TASK PROMPT
Beneath this sentence is a set of records; write each of them out exactly.

PROVIDED DATA
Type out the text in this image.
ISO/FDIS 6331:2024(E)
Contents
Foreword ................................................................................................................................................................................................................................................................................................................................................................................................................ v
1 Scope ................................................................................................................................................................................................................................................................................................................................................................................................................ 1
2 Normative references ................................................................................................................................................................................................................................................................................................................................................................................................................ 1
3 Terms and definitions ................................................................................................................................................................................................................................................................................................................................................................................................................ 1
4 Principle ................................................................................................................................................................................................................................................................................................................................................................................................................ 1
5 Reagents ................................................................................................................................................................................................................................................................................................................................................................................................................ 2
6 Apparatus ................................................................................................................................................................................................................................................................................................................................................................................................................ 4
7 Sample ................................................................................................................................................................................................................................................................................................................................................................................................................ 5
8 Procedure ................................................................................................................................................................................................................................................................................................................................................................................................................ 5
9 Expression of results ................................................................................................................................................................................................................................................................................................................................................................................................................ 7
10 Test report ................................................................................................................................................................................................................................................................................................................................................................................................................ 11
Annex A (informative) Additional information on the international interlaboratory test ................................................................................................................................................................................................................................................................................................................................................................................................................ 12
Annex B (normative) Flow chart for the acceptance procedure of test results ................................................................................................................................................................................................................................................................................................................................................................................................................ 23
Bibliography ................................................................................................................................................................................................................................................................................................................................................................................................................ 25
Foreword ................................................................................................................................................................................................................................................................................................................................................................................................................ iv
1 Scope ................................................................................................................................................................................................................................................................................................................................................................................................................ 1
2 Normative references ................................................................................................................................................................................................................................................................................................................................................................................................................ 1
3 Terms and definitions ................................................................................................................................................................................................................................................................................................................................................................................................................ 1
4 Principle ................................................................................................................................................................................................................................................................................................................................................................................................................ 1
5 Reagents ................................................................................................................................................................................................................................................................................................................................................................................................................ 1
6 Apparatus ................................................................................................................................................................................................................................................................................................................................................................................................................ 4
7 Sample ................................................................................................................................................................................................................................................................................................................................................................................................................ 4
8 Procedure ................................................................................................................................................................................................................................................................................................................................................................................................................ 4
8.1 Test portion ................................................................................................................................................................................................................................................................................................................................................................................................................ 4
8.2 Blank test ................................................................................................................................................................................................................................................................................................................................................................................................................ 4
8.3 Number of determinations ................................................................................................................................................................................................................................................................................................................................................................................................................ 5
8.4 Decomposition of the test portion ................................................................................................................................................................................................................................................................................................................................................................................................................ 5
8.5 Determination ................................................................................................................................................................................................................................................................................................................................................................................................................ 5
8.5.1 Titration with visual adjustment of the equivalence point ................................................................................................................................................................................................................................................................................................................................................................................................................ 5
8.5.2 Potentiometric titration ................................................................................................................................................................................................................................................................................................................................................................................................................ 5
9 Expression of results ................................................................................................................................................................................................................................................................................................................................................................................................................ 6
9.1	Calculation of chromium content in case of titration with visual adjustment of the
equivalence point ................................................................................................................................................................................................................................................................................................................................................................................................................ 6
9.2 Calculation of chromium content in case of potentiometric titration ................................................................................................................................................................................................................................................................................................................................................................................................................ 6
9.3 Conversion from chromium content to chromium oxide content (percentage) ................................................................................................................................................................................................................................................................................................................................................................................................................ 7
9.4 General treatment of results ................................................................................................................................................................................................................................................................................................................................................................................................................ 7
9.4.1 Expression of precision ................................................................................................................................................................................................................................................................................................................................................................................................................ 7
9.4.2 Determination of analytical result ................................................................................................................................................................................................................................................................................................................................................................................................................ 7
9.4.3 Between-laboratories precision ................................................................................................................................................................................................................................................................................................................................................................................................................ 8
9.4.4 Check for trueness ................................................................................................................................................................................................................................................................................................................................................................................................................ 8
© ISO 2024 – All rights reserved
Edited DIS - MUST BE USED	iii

FINAL RESULT
Type out the text in this image.
ISO/FDIS 6331:2024(E)
Contents
Foreword ................................................................................................................................................................................................................................................................................................................................................................................................................ v
1 Scope ................................................................................................................................................................................................................................................................................................................................................................................................................ 1
2 Normative references ................................................................................................................................................................................................................................................................................................................................................................................................................ 1
3 Terms and definitions ................................................................................................................................................................................................................................................................................................................................................................................................................ 1
4 Principle ................................................................................................................................................................................................................................................................................................................................................................................................................ 1
5 Reagents ................................................................................................................................................................................................................................................................................................................................................................................................................ 2
6 Apparatus ................................................................................................................................................................................................................................................................................................................................................................................................................ 4
7 Sample ................................................................................................................................................................................................................................................................................................................................................................................................................ 5
8 Procedure ................................................................................................................................................................................................................................................................................................................................................................................................................ 5
9 Expression of results ................................................................................................................................................................................................................................................................................................................................................................................................................ 7
10 Test report ................................................................................................................................................................................................................................................................................................................................................................................................................ 11
Annex A (informative) Additional information on the international interlaboratory test ................................................................................................................................................................................................................................................................................................................................................................................................................ 12
Annex B (normative) Flow chart for the acceptance procedure of test results ................................................................................................................................................................................................................................................................................................................................................................................................................ 23
Bibliography ................................................................................................................................................................................................................................................................................................................................................................................................................ 25
Foreword ................................................................................................................................................................................................................................................................................................................................................................................................................ iv
1 Scope ................................................................................................................................................................................................................................................................................................................................................................................................................ 1
2 Normative references ................................................................................................................................................................................................................................................................................................................................................................................................................ 1
3 Terms and definitions ................................................................................................................................................................................................................................................................................................................................................................................................................ 1
4 Principle ................................................................................................................................................................................................................................................................................................................................................................................................................ 1
5 Reagents ................................................................................................................................................................................................................................................................................................................................................................................................................ 1
6 Apparatus ................................................................................................................................................................................................................................................................................................................................................................................................................ 4
7 Sample ................................................................................................................................................................................................................................................................................................................................................................................................................ 4
8 Procedure ................................................................................................................................................................................................................................................................................................................................................................................................................ 4
8.1 Test portion ................................................................................................................................................................................................................................................................................................................................................................................................................ 4
8.2 Blank test ................................................................................................................................................................................................................................................................................................................................................................................................................ 4
8.3 Number of determinations ................................................................................................................................................................................................................................................................................................................................................................................................................ 5
8.4 Decomposition of the test portion ................................................................................................................................................................................................................................................................................................................................................................................................................ 5
8.5 Determination ................................................................................................................................................................................................................................................................................................................................................................................................................ 5
8.5.1 Titration with visual adjustment of the equivalence point ................................................................................................................................................................................................................................................................................................................................................................................................................ 5
8.5.2 Potentiometric titration ................................................................................................................................................................................................................................................................................................................................................................................................................ 5
9 Expression of results ................................................................................................................................................................................................................................................................................................................................................................................................................ 6
9.1	Calculation of chromium content in case of titration with visual adjustment of the
equivalence point ................................................................................................................................................................................................................................................................................................................................................................................................................ 6
9.2 Calculation of chromium content in case of potentiometric titration ................................................................................................................................................................................................................................................................................................................................................................................................................ 6
9.3 Conversion from chromium content to chromium oxide content (percentage) ................................................................................................................................................................................................................................................................................................................................................................................................................ 7
9.4 General treatment of results ................................................................................................................................................................................................................................................................................................................................................................................................................ 7
9.4.1 Expression of precision ................................................................................................................................................................................................................................................................................................................................................................................................................ 7
9.4.2 Determination of analytical result ................................................................................................................................................................................................................................................................................................................................................................................................................ 7
9.4.3 Between-laboratories precision ................................................................................................................................................................................................................................................................................................................................................................................................................ 8
9.4.4 Check for trueness ................................................................................................................................................................................................................................................................................................................................................................................................................ 8
© ISO 2024 – All rights reserved
Edited DIS - MUST BE USED	iii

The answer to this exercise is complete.